> [OBJECTIVE] Can you write out all the records below again, swapping "value-label" for "percent-label" everywhere it occurs and changing nothing else? Leave the pictures out.
○ ○ ○ ○ ○
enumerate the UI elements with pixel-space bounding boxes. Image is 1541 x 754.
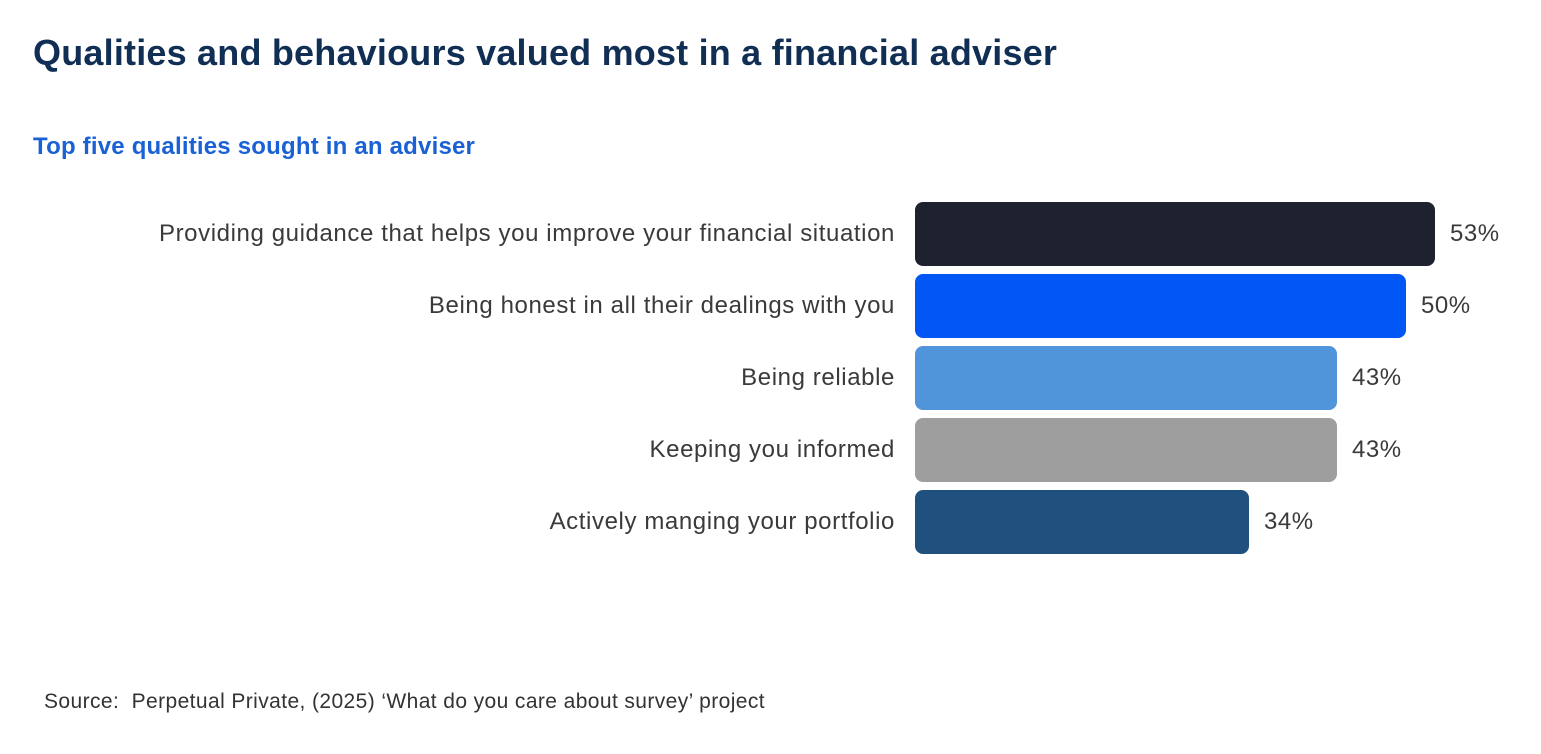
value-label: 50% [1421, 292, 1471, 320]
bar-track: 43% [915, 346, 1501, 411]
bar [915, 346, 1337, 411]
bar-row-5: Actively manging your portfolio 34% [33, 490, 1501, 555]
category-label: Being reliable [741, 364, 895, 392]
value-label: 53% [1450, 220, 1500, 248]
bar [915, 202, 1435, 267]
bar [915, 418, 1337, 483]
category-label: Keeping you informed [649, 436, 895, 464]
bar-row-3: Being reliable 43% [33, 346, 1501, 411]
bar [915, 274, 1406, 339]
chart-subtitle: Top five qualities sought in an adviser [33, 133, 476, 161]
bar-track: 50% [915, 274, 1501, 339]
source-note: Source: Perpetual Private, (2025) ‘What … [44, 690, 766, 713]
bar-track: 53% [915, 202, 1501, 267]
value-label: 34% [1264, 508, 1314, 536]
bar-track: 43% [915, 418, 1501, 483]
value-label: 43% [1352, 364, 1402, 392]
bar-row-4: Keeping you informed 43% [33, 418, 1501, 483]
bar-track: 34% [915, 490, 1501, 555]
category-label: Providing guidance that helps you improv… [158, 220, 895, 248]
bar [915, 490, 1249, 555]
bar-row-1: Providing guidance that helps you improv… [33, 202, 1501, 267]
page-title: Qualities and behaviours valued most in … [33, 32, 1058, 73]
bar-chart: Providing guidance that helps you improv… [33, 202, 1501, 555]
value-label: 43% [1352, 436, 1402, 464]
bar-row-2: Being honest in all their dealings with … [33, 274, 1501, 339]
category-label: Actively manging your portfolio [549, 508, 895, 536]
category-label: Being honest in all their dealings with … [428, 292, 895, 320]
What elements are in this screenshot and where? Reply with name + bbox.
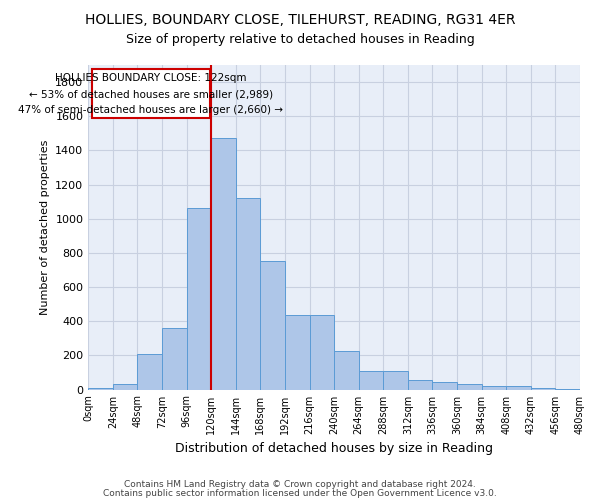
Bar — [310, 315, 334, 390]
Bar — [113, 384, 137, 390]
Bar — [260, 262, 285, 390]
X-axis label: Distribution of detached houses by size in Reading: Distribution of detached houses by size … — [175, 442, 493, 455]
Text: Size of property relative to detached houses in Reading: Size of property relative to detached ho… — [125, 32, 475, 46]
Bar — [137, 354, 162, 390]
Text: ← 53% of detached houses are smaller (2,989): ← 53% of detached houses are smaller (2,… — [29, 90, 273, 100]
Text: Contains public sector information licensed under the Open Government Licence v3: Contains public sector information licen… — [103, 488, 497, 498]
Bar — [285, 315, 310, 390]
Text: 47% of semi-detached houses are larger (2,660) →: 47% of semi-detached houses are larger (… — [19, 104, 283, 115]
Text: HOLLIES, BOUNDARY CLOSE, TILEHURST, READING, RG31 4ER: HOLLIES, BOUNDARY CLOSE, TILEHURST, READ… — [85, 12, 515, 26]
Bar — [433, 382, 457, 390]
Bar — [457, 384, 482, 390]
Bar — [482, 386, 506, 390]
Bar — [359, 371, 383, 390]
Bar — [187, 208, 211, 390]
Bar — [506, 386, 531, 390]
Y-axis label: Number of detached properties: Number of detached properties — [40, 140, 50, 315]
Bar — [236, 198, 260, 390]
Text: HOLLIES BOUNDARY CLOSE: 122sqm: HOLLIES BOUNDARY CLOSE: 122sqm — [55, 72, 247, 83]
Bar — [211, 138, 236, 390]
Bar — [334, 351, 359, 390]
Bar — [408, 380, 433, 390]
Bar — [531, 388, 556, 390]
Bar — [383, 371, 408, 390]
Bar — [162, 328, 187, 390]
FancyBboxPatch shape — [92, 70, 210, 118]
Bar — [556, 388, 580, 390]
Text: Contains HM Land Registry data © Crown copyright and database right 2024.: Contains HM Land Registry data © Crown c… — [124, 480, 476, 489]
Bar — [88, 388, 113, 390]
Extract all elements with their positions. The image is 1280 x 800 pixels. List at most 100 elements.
○ ○ ○ ○ ○
> [ANSWER BELOW]
enumerate the UI elements with pixel-space bounding boxes. Image is 1541 x 754.
percent-label: 50% [1421, 292, 1471, 320]
bar-track: 43% [915, 346, 1501, 411]
bar [915, 346, 1337, 411]
bar-row-5: Actively manging your portfolio 34% [33, 490, 1501, 555]
category-label: Being reliable [741, 364, 895, 392]
percent-label: 53% [1450, 220, 1500, 248]
bar [915, 202, 1435, 267]
bar [915, 418, 1337, 483]
category-label: Keeping you informed [649, 436, 895, 464]
bar-row-3: Being reliable 43% [33, 346, 1501, 411]
bar [915, 274, 1406, 339]
chart-subtitle: Top five qualities sought in an adviser [33, 133, 476, 161]
bar-track: 50% [915, 274, 1501, 339]
source-note: Source: Perpetual Private, (2025) ‘What … [44, 690, 766, 713]
bar-track: 53% [915, 202, 1501, 267]
percent-label: 34% [1264, 508, 1314, 536]
bar-track: 43% [915, 418, 1501, 483]
percent-label: 43% [1352, 364, 1402, 392]
bar-row-4: Keeping you informed 43% [33, 418, 1501, 483]
bar-track: 34% [915, 490, 1501, 555]
category-label: Providing guidance that helps you improv… [158, 220, 895, 248]
bar [915, 490, 1249, 555]
bar-row-1: Providing guidance that helps you improv… [33, 202, 1501, 267]
page-title: Qualities and behaviours valued most in … [33, 32, 1058, 73]
bar-chart: Providing guidance that helps you improv… [33, 202, 1501, 555]
percent-label: 43% [1352, 436, 1402, 464]
bar-row-2: Being honest in all their dealings with … [33, 274, 1501, 339]
category-label: Actively manging your portfolio [549, 508, 895, 536]
category-label: Being honest in all their dealings with … [428, 292, 895, 320]
What elements are in this screenshot and where? Reply with name + bbox.
Bar — [310, 315, 334, 390]
Bar — [113, 384, 137, 390]
Bar — [260, 262, 285, 390]
X-axis label: Distribution of detached houses by size in Reading: Distribution of detached houses by size … — [175, 442, 493, 455]
Text: Size of property relative to detached houses in Reading: Size of property relative to detached ho… — [125, 32, 475, 46]
Bar — [137, 354, 162, 390]
Text: ← 53% of detached houses are smaller (2,989): ← 53% of detached houses are smaller (2,… — [29, 90, 273, 100]
Text: Contains public sector information licensed under the Open Government Licence v3: Contains public sector information licen… — [103, 488, 497, 498]
Bar — [285, 315, 310, 390]
Text: 47% of semi-detached houses are larger (2,660) →: 47% of semi-detached houses are larger (… — [19, 104, 283, 115]
Text: HOLLIES, BOUNDARY CLOSE, TILEHURST, READING, RG31 4ER: HOLLIES, BOUNDARY CLOSE, TILEHURST, READ… — [85, 12, 515, 26]
Bar — [433, 382, 457, 390]
Bar — [457, 384, 482, 390]
Bar — [482, 386, 506, 390]
Bar — [359, 371, 383, 390]
Bar — [187, 208, 211, 390]
Bar — [506, 386, 531, 390]
Y-axis label: Number of detached properties: Number of detached properties — [40, 140, 50, 315]
Bar — [236, 198, 260, 390]
Text: HOLLIES BOUNDARY CLOSE: 122sqm: HOLLIES BOUNDARY CLOSE: 122sqm — [55, 72, 247, 83]
Bar — [211, 138, 236, 390]
Bar — [334, 351, 359, 390]
Bar — [408, 380, 433, 390]
Bar — [531, 388, 556, 390]
Bar — [383, 371, 408, 390]
Bar — [162, 328, 187, 390]
FancyBboxPatch shape — [92, 70, 210, 118]
Bar — [556, 388, 580, 390]
Text: Contains HM Land Registry data © Crown copyright and database right 2024.: Contains HM Land Registry data © Crown c… — [124, 480, 476, 489]
Bar — [88, 388, 113, 390]
Extract all elements with their positions. The image is 1280 x 800 pixels. List at most 100 elements.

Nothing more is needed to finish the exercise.